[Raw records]
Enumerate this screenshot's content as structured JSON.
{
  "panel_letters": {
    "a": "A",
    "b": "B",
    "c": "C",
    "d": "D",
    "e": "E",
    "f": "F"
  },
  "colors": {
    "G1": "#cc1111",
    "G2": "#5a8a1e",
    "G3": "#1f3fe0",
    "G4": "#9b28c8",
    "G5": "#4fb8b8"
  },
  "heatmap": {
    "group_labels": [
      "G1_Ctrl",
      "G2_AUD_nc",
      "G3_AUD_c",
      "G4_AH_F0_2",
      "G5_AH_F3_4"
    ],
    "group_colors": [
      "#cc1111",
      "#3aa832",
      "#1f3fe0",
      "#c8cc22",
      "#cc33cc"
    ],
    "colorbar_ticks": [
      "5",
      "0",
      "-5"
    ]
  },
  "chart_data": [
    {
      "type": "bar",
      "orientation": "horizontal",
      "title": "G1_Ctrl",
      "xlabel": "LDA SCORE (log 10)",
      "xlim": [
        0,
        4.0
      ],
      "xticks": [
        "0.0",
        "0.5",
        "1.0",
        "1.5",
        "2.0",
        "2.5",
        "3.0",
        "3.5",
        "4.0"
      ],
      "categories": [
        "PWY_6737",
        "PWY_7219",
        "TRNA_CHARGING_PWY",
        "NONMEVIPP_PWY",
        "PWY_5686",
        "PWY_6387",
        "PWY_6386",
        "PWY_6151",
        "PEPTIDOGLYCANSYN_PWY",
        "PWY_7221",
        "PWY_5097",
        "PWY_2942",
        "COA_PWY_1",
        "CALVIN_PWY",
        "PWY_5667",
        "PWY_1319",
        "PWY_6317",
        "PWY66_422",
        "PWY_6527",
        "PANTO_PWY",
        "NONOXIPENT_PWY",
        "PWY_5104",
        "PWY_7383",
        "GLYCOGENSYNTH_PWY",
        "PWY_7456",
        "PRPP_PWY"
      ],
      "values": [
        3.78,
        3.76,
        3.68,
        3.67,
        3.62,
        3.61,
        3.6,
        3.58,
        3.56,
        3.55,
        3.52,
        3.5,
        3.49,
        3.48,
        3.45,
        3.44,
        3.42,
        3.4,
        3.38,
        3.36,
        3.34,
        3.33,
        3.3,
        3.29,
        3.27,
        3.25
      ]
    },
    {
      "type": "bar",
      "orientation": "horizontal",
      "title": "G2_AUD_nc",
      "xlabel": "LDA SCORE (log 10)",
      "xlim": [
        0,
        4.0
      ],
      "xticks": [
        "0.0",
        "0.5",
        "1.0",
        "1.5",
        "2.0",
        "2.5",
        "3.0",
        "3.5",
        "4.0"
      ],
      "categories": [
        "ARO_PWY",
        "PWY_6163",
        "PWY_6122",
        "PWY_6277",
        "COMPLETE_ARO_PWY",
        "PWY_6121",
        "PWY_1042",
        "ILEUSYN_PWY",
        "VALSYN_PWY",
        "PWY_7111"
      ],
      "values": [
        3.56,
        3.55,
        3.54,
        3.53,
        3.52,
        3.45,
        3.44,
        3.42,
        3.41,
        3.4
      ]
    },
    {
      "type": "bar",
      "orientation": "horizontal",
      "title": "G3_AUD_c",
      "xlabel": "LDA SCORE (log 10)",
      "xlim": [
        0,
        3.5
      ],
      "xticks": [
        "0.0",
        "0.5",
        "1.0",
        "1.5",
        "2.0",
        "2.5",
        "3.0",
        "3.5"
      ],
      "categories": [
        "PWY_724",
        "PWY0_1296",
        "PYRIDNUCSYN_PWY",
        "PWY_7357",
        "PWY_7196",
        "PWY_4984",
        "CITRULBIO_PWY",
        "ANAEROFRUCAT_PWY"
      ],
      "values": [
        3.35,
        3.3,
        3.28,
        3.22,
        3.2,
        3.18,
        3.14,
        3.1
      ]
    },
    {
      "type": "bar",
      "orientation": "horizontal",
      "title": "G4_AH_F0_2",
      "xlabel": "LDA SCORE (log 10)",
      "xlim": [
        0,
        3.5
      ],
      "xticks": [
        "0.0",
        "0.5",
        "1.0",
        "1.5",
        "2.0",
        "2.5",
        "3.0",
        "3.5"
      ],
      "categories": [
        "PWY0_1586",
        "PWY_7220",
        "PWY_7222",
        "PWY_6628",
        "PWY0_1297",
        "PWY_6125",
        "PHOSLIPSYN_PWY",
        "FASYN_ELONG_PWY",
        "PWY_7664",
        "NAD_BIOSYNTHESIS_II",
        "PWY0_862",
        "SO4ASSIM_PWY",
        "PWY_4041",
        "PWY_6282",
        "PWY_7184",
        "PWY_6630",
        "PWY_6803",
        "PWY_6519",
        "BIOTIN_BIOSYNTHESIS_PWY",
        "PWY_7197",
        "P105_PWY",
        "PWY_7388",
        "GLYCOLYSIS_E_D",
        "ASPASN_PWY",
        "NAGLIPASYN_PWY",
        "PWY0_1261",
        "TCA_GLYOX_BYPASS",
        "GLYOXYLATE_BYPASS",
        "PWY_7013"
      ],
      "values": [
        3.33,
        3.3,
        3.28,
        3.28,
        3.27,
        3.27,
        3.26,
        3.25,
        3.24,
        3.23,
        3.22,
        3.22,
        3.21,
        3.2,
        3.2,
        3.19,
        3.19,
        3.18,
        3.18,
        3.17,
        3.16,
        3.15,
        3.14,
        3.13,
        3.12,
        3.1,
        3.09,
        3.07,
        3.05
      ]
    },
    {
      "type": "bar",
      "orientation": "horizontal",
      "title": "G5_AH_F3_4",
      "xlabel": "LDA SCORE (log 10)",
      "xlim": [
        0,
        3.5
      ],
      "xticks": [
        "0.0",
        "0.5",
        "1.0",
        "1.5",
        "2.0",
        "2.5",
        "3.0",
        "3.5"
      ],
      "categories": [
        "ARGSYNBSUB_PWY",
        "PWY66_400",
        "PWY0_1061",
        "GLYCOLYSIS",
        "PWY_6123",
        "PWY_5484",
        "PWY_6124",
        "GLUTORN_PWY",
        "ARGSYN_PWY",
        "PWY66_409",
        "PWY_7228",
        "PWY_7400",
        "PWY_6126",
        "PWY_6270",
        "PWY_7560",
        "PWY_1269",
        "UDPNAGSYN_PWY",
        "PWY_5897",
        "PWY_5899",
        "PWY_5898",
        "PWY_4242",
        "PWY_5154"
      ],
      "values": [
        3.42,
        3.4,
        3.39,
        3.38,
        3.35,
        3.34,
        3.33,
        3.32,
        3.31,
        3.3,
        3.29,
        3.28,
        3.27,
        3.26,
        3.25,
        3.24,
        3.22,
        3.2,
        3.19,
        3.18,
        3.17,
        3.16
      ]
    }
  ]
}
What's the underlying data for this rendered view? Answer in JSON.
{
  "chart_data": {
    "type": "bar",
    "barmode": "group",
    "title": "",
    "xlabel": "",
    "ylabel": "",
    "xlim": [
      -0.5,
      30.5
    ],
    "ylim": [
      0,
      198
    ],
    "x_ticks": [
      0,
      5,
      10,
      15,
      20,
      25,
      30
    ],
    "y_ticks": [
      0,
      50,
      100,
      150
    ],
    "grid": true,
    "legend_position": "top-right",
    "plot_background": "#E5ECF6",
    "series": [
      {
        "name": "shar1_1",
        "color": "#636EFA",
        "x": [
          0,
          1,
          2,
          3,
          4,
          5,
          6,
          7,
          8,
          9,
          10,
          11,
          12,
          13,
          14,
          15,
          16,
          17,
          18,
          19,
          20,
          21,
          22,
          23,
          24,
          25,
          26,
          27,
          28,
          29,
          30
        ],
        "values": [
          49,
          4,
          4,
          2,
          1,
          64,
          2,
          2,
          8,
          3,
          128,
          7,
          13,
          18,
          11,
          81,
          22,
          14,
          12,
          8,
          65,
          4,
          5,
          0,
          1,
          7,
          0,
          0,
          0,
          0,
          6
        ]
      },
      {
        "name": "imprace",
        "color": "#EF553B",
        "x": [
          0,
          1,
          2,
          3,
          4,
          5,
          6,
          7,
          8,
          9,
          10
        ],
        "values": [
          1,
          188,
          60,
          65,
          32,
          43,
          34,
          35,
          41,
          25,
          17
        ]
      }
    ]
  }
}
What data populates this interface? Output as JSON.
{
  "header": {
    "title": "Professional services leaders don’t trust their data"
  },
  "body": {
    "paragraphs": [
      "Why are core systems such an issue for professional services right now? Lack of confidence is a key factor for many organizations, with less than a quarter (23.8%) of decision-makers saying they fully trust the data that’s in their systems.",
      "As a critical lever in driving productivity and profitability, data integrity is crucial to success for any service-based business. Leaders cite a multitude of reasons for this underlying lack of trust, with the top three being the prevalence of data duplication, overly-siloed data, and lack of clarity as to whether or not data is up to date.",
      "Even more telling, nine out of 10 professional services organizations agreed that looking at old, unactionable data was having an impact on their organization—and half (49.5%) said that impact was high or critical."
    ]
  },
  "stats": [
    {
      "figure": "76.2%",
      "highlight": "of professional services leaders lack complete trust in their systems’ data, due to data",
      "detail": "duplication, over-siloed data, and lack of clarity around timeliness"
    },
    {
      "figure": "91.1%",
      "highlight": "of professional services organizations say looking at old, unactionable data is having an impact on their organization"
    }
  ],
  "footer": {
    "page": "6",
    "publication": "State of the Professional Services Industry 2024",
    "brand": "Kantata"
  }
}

▸ **What is expected**: For the entries above, state how many lines contain the word "critical". Provide the number by itself.

▸ **Task response**: 2